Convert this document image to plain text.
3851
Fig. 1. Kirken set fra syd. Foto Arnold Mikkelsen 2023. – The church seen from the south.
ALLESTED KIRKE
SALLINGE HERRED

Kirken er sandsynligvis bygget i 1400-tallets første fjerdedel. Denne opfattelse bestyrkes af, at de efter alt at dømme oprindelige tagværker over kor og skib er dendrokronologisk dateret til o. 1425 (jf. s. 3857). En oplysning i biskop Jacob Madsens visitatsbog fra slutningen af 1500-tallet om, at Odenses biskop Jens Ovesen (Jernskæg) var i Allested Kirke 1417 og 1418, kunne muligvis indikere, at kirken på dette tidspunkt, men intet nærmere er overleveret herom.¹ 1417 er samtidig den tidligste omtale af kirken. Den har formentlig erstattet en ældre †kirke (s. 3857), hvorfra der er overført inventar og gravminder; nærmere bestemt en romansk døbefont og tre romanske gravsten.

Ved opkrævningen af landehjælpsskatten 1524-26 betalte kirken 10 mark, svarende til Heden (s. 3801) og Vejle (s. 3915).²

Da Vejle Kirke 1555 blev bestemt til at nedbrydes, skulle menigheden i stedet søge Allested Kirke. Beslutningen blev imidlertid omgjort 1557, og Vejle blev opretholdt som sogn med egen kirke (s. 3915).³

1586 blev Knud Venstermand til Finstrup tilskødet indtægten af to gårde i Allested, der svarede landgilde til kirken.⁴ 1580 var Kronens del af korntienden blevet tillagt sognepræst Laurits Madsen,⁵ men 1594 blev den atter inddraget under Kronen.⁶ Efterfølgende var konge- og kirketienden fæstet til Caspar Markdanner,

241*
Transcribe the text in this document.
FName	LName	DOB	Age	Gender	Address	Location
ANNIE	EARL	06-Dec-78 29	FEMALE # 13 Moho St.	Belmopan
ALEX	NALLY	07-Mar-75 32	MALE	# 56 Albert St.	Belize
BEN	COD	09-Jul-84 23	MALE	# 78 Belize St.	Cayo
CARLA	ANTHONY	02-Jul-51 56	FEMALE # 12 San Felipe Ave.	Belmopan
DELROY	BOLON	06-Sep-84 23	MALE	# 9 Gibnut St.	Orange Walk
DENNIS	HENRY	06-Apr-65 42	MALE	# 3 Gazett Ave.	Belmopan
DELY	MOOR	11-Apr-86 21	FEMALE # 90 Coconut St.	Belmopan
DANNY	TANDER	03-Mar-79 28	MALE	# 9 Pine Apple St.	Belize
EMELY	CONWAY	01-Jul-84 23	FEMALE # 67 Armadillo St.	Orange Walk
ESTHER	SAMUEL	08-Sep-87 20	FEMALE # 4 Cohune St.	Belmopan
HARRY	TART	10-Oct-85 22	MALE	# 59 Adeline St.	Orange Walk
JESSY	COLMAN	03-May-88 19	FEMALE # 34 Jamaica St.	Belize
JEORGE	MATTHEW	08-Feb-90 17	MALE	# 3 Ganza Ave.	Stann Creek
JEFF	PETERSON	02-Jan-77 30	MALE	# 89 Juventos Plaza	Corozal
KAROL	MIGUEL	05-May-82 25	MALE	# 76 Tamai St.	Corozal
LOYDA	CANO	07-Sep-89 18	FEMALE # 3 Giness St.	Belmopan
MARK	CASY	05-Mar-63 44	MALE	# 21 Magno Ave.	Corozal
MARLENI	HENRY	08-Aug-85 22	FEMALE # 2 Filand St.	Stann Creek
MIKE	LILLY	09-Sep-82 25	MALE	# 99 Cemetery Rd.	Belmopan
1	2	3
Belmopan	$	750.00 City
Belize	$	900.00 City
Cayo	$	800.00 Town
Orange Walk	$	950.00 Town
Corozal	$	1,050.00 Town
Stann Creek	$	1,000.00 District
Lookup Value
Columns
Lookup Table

> **Task**
Copy the records above exactly as they appear.

> **Reply to the exercise**
Convert this document image to plain text.
3851
Fig. 1. Kirken set fra syd. Foto Arnold Mikkelsen 2023. – The church seen from the south.
ALLESTED KIRKE
SALLINGE HERRED

Kirken er sandsynligvis bygget i 1400-tallets første fjerdedel. Denne opfattelse bestyrkes af, at de efter alt at dømme oprindelige tagværker over kor og skib er dendrokronologisk dateret til o. 1425 (jf. s. 3857). En oplysning i biskop Jacob Madsens visitatsbog fra slutningen af 1500-tallet om, at Odenses biskop Jens Ovesen (Jernskæg) var i Allested Kirke 1417 og 1418, kunne muligvis indikere, at kirken på dette tidspunkt, men intet nærmere er overleveret herom.¹ 1417 er samtidig den tidligste omtale af kirken. Den har formentlig erstattet en ældre †kirke (s. 3857), hvorfra der er overført inventar og gravminder; nærmere bestemt en romansk døbefont og tre romanske gravsten.

Ved opkrævningen af landehjælpsskatten 1524-26 betalte kirken 10 mark, svarende til Heden (s. 3801) og Vejle (s. 3915).²

Da Vejle Kirke 1555 blev bestemt til at nedbrydes, skulle menigheden i stedet søge Allested Kirke. Beslutningen blev imidlertid omgjort 1557, og Vejle blev opretholdt som sogn med egen kirke (s. 3915).³

1586 blev Knud Venstermand til Finstrup tilskødet indtægten af to gårde i Allested, der svarede landgilde til kirken.⁴ 1580 var Kronens del af korntienden blevet tillagt sognepræst Laurits Madsen,⁵ men 1594 blev den atter inddraget under Kronen.⁶ Efterfølgende var konge- og kirketienden fæstet til Caspar Markdanner,

241*
Transcribe the text in this document.
FName	LName	DOB	Age	Gender	Address	Location
ANNIE	EARL	06-Dec-78 29	FEMALE # 13 Moho St.	Belmopan
ALEX	NALLY	07-Mar-75 32	MALE	# 56 Albert St.	Belize
BEN	COD	09-Jul-84 23	MALE	# 78 Belize St.	Cayo
CARLA	ANTHONY	02-Jul-51 56	FEMALE # 12 San Felipe Ave.	Belmopan
DELROY	BOLON	06-Sep-84 23	MALE	# 9 Gibnut St.	Orange Walk
DENNIS	HENRY	06-Apr-65 42	MALE	# 3 Gazett Ave.	Belmopan
DELY	MOOR	11-Apr-86 21	FEMALE # 90 Coconut St.	Belmopan
DANNY	TANDER	03-Mar-79 28	MALE	# 9 Pine Apple St.	Belize
EMELY	CONWAY	01-Jul-84 23	FEMALE # 67 Armadillo St.	Orange Walk
ESTHER	SAMUEL	08-Sep-87 20	FEMALE # 4 Cohune St.	Belmopan
HARRY	TART	10-Oct-85 22	MALE	# 59 Adeline St.	Orange Walk
JESSY	COLMAN	03-May-88 19	FEMALE # 34 Jamaica St.	Belize
JEORGE	MATTHEW	08-Feb-90 17	MALE	# 3 Ganza Ave.	Stann Creek
JEFF	PETERSON	02-Jan-77 30	MALE	# 89 Juventos Plaza	Corozal
KAROL	MIGUEL	05-May-82 25	MALE	# 76 Tamai St.	Corozal
LOYDA	CANO	07-Sep-89 18	FEMALE # 3 Giness St.	Belmopan
MARK	CASY	05-Mar-63 44	MALE	# 21 Magno Ave.	Corozal
MARLENI	HENRY	08-Aug-85 22	FEMALE # 2 Filand St.	Stann Creek
MIKE	LILLY	09-Sep-82 25	MALE	# 99 Cemetery Rd.	Belmopan
1	2	3
Belmopan	$	750.00 City
Belize	$	900.00 City
Cayo	$	800.00 Town
Orange Walk	$	950.00 Town
Corozal	$	1,050.00 Town
Stann Creek	$	1,000.00 District
Lookup Value
Columns
Lookup Table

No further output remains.